_Your goal_.
Restate the records below word for word.

_Input for this task_.
'''
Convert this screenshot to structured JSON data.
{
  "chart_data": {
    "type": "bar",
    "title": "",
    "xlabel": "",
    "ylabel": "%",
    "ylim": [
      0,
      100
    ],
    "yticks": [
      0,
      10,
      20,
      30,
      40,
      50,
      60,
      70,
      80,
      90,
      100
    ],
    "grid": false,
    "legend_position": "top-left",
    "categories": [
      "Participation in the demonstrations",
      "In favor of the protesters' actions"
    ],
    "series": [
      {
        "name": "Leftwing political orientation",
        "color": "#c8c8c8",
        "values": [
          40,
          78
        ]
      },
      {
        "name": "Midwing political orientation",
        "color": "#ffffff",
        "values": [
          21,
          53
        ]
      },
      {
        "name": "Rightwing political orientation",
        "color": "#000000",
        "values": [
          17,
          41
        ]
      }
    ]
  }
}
'''
_Correct answer_.
Convert this screenshot to structured JSON data.
{
  "chart_data": {
    "type": "bar",
    "title": "",
    "xlabel": "",
    "ylabel": "%",
    "ylim": [
      0,
      100
    ],
    "yticks": [
      0,
      10,
      20,
      30,
      40,
      50,
      60,
      70,
      80,
      90,
      100
    ],
    "grid": false,
    "legend_position": "top-left",
    "categories": [
      "Participation in the demonstrations",
      "In favor of the protesters' actions"
    ],
    "series": [
      {
        "name": "Leftwing political orientation",
        "color": "#c8c8c8",
        "values": [
          40,
          78
        ]
      },
      {
        "name": "Midwing political orientation",
        "color": "#ffffff",
        "values": [
          21,
          53
        ]
      },
      {
        "name": "Rightwing political orientation",
        "color": "#000000",
        "values": [
          17,
          41
        ]
      }
    ]
  }
}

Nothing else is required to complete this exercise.